Trecho fornecido —
Dessa vez ele contará a história de Joy (Jennifer Lawrence), uma jovem que praticamente carrega toda a responsabilidade de sua família e de sua casa hipotecada nas próprias costas (Lawrence fez algo parecido em Inverno D'Alma). Endividada e sem dinheiro para sequer pagar a conta de telefone, um dia ela acorda com a brilhante idéia de inventar um esfregão de chão após ter cortado sua mão com um copo quebrado na hora de limpar a sujeira. Com a ajuda de seu pai (Robert De Niro), de sua nova madrasta empresária (Isabella Rossellini) e de sua irmã invejosa (Dascha Polanco), ela consegue um gordo financiamento para produzir o primeiro lote de sua invenção. Depois de tudo pronto, ela não consegue vender sequer um deles. E depois de uma cascata de desastres, infortúnios e humilhações, ela consegue convencer um diretor de uma empresa a colocar seu mais novo produto em um famoso programa de televendas. E é a partir daí que a história de superação e sucesso realmente começa.

A grosso modo a história parece simples demais ou sem grandes atrativos para um filme com um elenco que conta até mesmo com De Niro (a terceira parceria dos dois também). Só que Russell, tal qual os televendedores no próprio filme, sabe vender seu produto e agregar valor a ele com uma produção de época novamente classuda (mas não tão exuberante como seu filme anterior) e exageros fictícios na história para render cenas que apelam no sentimentalismo ou na motivação, fora o elenco já citado.

Então, no fim das contas, o que se tem é um filme (no mínimo) divertido e empolgante, e o resto é aceitável, porque é tudo muito correto como ele sabe que tem que ser, até nos erros.

Por conta disso, não deixa de ser apelativo, daqueles que pedem pelo amor de deus para receber indicações a prêmios, principalmente para Lawrence. Tanto é assim que ele é cheio de cenas solo da atriz, aquelas típicas cenas para se passar no telão do Oscar. Temos Lawrence chorando com convicção, Lawrence discutindo com ênfase, Lawrence se surpreendendo com emoção, Lawrence quebrando tudo no cenário em frente a filha, Lawrence virando o jogo e saindo de cena desfilando. Enfim, vários momentos que atiram para todo o lado para chamar a atenção de jurados pelo mundo. E essa obviedade na intenção incomoda muito porque tentam fazer disso algo mais interessante do que a própria história, a qual, por si só, é cheia de problemas de continuidade e personagens mal explorados ou desenvolvidos. Os eventos acontecem todos um em cima do outro, sem intervalos que representem transições temporais convincentes, além de conflitos entre personagens que são jogados aleatoriamente na história para acentuar curvas dramáticas.

Linhas do conjunto —
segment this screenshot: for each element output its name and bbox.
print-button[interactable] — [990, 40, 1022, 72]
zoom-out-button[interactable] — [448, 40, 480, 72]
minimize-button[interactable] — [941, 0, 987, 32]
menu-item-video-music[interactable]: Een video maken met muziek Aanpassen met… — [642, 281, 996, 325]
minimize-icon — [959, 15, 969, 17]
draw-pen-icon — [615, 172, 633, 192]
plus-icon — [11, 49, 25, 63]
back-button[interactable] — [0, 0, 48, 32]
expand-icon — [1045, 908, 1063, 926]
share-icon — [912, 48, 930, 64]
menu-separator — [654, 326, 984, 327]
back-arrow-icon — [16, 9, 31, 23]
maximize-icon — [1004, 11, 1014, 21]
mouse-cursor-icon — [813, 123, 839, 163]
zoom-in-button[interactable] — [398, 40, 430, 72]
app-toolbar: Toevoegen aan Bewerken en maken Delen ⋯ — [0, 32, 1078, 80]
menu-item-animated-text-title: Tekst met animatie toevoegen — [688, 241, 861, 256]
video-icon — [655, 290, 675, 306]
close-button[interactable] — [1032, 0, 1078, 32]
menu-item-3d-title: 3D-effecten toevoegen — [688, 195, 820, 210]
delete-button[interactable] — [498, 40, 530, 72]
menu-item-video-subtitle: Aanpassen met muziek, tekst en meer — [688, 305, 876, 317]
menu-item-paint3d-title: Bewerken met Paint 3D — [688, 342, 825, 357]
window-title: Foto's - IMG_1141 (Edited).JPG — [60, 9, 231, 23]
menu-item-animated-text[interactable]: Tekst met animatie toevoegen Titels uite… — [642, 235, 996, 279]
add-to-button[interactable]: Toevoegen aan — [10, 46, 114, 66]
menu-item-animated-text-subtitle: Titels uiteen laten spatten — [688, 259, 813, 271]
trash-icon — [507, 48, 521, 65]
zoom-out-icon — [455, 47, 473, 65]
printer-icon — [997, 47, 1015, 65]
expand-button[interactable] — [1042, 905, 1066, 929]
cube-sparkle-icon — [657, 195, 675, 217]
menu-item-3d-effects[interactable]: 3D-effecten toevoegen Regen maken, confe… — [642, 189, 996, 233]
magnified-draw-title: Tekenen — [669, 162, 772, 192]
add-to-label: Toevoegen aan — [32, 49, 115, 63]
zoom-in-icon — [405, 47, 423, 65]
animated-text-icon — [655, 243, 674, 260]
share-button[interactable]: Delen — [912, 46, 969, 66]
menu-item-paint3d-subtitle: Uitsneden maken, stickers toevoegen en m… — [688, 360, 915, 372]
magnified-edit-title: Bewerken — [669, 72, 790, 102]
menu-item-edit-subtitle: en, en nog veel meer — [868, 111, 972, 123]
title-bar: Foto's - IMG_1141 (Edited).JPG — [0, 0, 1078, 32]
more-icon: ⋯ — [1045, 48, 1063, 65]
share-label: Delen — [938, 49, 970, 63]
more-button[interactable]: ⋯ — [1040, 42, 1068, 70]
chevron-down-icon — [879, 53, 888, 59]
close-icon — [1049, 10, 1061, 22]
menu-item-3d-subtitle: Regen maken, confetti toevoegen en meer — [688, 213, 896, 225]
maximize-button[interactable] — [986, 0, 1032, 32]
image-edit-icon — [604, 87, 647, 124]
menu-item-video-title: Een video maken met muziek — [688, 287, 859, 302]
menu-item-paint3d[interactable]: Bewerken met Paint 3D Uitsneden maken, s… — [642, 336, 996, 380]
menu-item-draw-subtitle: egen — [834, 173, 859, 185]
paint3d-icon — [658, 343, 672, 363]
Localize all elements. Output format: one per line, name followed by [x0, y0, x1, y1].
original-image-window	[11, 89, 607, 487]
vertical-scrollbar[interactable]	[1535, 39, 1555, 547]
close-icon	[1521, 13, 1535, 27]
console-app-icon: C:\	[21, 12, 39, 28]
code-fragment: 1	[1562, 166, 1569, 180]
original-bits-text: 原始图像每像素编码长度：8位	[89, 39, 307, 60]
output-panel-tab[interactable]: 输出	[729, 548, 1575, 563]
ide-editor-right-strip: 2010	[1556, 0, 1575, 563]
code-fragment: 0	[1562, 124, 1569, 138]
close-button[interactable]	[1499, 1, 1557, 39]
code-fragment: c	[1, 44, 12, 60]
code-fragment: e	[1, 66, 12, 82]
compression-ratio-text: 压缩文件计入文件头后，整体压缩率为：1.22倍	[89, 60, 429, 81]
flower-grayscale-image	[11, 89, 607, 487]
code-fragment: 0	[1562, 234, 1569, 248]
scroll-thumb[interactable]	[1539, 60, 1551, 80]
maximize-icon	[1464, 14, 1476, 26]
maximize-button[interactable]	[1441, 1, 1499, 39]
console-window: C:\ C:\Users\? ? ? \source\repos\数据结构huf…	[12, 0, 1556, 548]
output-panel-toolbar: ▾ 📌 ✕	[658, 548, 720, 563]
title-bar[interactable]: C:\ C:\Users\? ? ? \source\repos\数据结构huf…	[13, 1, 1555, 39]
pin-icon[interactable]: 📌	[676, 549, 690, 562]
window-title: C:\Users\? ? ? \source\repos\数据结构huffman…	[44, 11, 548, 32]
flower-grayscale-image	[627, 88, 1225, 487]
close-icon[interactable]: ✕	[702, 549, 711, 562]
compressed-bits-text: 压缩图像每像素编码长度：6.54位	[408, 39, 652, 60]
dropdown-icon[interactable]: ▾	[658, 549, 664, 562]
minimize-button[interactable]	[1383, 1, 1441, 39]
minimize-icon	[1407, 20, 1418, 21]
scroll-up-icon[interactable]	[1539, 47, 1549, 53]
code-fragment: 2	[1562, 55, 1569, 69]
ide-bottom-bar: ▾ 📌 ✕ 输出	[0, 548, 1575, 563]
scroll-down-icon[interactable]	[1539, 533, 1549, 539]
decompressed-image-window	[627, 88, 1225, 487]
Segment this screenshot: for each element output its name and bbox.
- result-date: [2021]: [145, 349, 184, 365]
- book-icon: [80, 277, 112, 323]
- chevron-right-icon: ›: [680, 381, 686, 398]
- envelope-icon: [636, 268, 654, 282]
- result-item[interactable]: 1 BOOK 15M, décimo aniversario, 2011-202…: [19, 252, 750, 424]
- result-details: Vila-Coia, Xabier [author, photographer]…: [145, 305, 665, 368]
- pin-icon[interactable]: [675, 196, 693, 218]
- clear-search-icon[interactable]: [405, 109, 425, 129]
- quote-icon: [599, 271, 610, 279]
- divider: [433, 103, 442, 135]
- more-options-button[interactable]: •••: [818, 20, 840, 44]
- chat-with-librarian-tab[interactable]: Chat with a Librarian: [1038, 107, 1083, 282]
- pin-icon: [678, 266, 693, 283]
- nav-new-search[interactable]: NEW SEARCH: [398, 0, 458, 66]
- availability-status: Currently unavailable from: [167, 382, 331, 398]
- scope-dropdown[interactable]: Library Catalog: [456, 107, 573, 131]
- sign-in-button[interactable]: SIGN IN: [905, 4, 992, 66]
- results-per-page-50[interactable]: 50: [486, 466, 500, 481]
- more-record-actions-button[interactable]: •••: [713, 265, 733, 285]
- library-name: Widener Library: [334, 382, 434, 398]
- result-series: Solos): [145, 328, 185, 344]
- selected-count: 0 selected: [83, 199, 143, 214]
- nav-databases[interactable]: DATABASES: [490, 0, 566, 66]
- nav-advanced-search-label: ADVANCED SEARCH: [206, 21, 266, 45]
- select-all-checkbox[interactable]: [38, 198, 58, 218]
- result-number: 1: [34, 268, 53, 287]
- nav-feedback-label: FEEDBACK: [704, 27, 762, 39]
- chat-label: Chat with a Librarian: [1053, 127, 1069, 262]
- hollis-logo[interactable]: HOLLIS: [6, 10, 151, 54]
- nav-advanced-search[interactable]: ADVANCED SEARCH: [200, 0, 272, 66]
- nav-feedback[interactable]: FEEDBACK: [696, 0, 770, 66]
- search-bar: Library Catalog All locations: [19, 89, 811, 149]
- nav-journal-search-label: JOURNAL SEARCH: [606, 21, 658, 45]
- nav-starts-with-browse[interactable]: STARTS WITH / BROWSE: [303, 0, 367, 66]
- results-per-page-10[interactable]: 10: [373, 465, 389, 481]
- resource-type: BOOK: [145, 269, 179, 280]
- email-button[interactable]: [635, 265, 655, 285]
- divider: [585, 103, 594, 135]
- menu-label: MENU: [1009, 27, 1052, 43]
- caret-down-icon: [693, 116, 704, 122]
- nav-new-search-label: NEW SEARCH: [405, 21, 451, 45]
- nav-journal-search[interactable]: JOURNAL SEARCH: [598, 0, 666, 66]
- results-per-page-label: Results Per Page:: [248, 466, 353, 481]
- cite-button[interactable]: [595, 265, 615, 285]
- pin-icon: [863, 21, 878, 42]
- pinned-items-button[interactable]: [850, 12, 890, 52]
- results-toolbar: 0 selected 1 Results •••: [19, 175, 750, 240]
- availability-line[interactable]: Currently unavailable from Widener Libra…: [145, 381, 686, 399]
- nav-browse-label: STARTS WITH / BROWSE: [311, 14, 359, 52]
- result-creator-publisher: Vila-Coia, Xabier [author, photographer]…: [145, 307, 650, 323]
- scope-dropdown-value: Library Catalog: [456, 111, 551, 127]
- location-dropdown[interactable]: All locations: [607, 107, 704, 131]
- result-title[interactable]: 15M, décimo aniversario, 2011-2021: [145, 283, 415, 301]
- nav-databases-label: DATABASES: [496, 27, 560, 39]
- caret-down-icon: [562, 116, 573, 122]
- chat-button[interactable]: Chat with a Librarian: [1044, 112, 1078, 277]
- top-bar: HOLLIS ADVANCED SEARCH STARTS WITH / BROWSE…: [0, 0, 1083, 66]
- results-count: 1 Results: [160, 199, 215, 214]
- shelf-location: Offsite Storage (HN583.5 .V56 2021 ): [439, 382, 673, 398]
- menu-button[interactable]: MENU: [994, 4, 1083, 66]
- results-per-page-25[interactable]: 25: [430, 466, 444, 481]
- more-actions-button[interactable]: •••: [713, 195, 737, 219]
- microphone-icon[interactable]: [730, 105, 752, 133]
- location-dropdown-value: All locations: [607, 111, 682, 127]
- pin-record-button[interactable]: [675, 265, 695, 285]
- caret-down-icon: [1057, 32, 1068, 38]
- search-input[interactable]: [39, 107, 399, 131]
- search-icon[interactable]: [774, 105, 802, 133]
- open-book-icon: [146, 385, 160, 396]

Ações a realizar —
1) Indique se cada afirmação a seguir está de acordo com o trecho sobre o filme e justifique cada resposta com as palavras decisivas do trecho, citadas literalmente. (a) Joy teve a ideia do esfregão depois de cortar a mão com um copo quebrado. (b) Joy vendeu todo o primeiro lote assim que ele ficou pronto. (c) A produção de época é mais exuberante que a do filme anterior de Russell.
2) Reproduza palavra por palavra a parte do trecho sobre o filme que se inicia com as palavras "Então, no fim" e se encerra com "até nos erros.".
As linhas não desempenham papel algum nesta atividade.

Resultados por tarefa —
1)
(a) Sim: "após ter cortado sua mão com um copo quebrado na hora de limpar a sujeira".
(b) Não: "Depois de tudo pronto, ela não consegue vender sequer um deles."
(c) Não: "mas não tão exuberante como seu filme anterior".

2)
Então, no fim das contas, o que se tem é um filme (no mínimo) divertido e empolgante, e o resto é aceitável, porque é tudo muito correto como ele sabe que tem que ser, até nos erros.